**What the task asks**
Make an exact copy of the records, with the pictures left out.

**Items**
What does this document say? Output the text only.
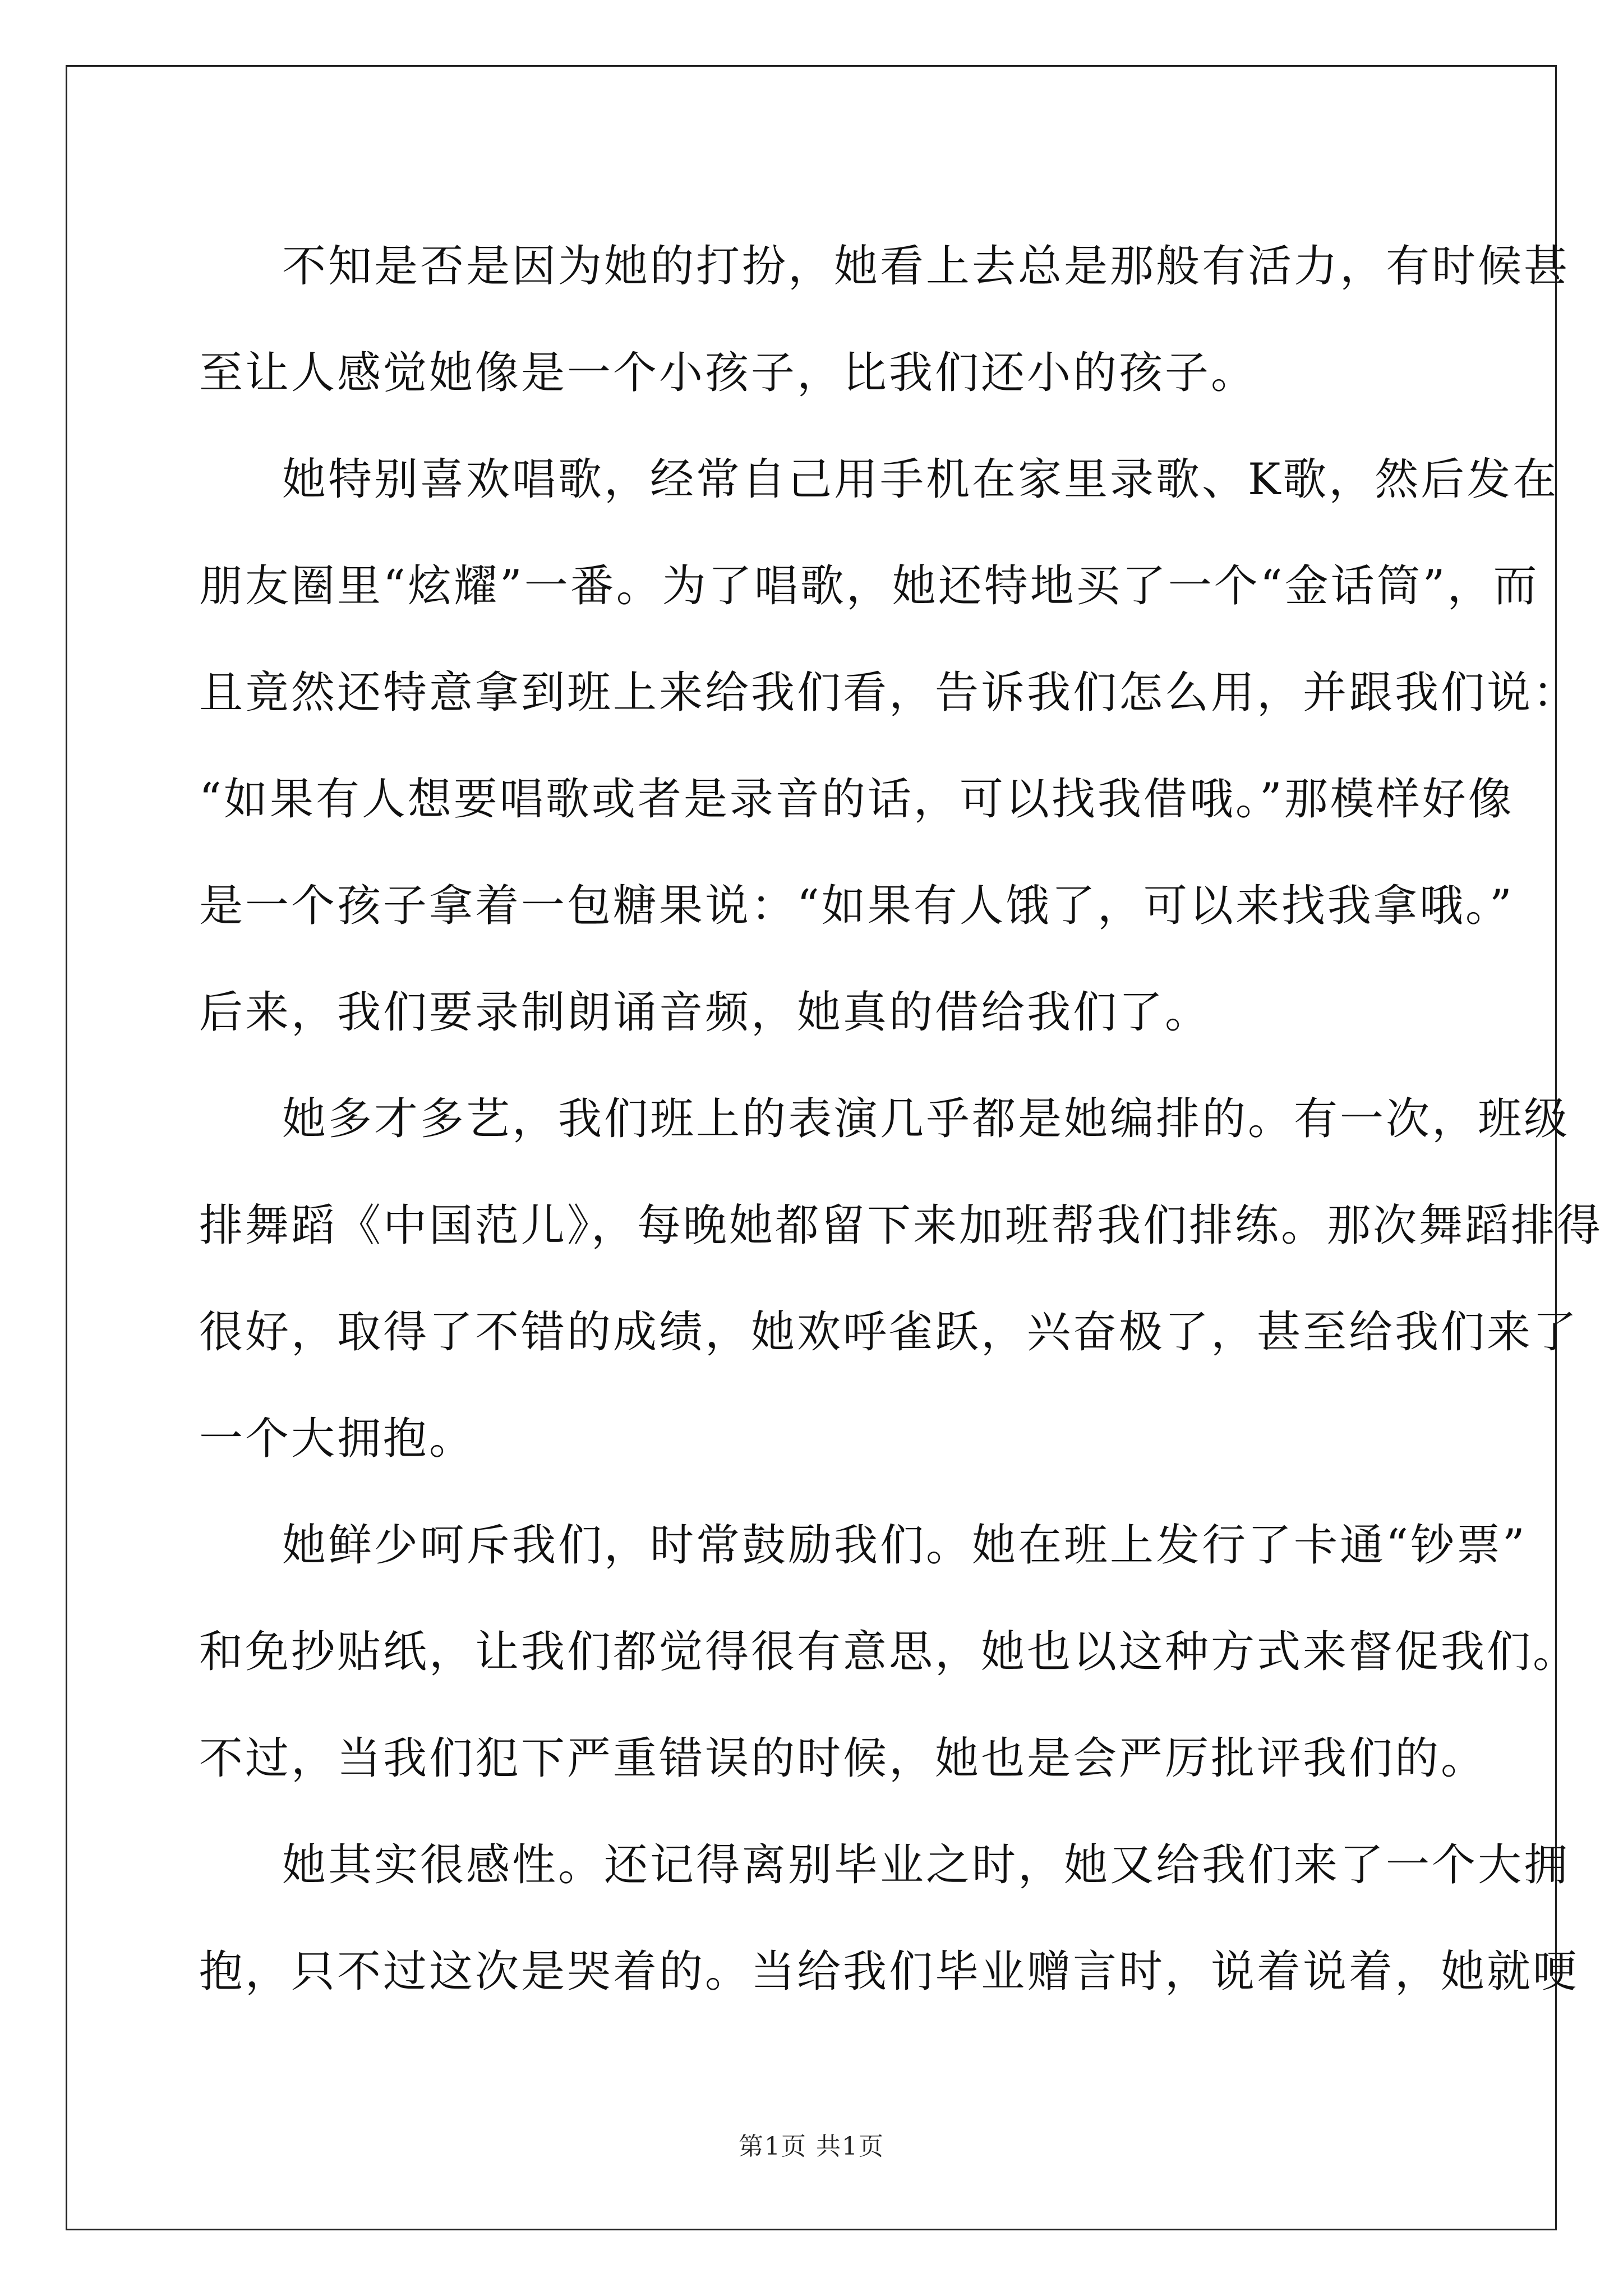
不知是否是因为她的打扮，她看上去总是那般有活力，有时候甚
至让人感觉她像是一个小孩子，比我们还小的孩子。
她特别喜欢唱歌，经常自己用手机在家里录歌、K歌，然后发在
朋友圈里“炫耀”一番。为了唱歌，她还特地买了一个“金话筒”，而
且竟然还特意拿到班上来给我们看，告诉我们怎么用，并跟我们说：
“如果有人想要唱歌或者是录音的话，可以找我借哦。”那模样好像
是一个孩子拿着一包糖果说：“如果有人饿了，可以来找我拿哦。”
后来，我们要录制朗诵音频，她真的借给我们了。
她多才多艺，我们班上的表演几乎都是她编排的。有一次，班级
排舞蹈《中国范儿》，每晚她都留下来加班帮我们排练。那次舞蹈排得
很好，取得了不错的成绩，她欢呼雀跃，兴奋极了，甚至给我们来了
一个大拥抱。
她鲜少呵斥我们，时常鼓励我们。她在班上发行了卡通“钞票”
和免抄贴纸，让我们都觉得很有意思，她也以这种方式来督促我们。
不过，当我们犯下严重错误的时候，她也是会严厉批评我们的。
她其实很感性。还记得离别毕业之时，她又给我们来了一个大拥
抱，只不过这次是哭着的。当给我们毕业赠言时，说着说着，她就哽
第1页 共1页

**Response for this exercise**
What does this document say? Output the text only.
不知是否是因为她的打扮，她看上去总是那般有活力，有时候甚
至让人感觉她像是一个小孩子，比我们还小的孩子。
她特别喜欢唱歌，经常自己用手机在家里录歌、K歌，然后发在
朋友圈里“炫耀”一番。为了唱歌，她还特地买了一个“金话筒”，而
且竟然还特意拿到班上来给我们看，告诉我们怎么用，并跟我们说：
“如果有人想要唱歌或者是录音的话，可以找我借哦。”那模样好像
是一个孩子拿着一包糖果说：“如果有人饿了，可以来找我拿哦。”
后来，我们要录制朗诵音频，她真的借给我们了。
她多才多艺，我们班上的表演几乎都是她编排的。有一次，班级
排舞蹈《中国范儿》，每晚她都留下来加班帮我们排练。那次舞蹈排得
很好，取得了不错的成绩，她欢呼雀跃，兴奋极了，甚至给我们来了
一个大拥抱。
她鲜少呵斥我们，时常鼓励我们。她在班上发行了卡通“钞票”
和免抄贴纸，让我们都觉得很有意思，她也以这种方式来督促我们。
不过，当我们犯下严重错误的时候，她也是会严厉批评我们的。
她其实很感性。还记得离别毕业之时，她又给我们来了一个大拥
抱，只不过这次是哭着的。当给我们毕业赠言时，说着说着，她就哽
第1页 共1页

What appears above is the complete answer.